SUPPLIED RECORDS:
──────────────────────────────

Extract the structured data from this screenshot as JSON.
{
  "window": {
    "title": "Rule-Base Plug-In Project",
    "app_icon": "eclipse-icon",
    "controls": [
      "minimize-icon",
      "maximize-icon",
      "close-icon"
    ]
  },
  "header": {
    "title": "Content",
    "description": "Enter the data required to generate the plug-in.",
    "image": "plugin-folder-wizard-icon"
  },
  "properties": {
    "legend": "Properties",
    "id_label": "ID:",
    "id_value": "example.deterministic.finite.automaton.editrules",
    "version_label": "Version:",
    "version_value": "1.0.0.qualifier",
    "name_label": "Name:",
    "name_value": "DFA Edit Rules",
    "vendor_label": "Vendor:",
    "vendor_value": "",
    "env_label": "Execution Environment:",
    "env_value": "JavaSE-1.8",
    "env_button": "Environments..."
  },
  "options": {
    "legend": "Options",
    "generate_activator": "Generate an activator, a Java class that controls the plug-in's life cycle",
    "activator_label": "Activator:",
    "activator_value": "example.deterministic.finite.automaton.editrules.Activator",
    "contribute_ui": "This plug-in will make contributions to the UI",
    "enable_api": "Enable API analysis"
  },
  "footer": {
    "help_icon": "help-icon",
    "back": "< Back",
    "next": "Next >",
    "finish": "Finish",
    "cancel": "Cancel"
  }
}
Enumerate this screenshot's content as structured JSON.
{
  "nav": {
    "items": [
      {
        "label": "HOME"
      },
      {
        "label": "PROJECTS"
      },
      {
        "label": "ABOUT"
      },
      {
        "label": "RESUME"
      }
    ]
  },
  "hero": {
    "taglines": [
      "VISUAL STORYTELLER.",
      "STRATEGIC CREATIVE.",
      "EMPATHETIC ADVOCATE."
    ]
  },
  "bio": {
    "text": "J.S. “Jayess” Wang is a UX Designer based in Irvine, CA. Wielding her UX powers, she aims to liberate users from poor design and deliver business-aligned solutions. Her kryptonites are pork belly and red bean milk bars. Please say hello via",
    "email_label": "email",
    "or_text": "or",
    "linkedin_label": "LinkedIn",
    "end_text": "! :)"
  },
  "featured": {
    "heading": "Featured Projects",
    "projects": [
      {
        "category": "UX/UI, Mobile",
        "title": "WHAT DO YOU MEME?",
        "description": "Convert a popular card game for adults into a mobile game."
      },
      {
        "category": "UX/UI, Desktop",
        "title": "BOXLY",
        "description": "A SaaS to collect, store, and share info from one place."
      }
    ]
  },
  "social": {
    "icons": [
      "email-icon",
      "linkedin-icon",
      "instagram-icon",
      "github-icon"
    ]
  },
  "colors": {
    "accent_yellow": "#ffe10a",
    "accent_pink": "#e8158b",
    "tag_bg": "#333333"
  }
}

──────────────────────────────

SET EXERCISE: Determine the number of lines containing "deterministic". Write only that number.

TASK OUTPUT: 2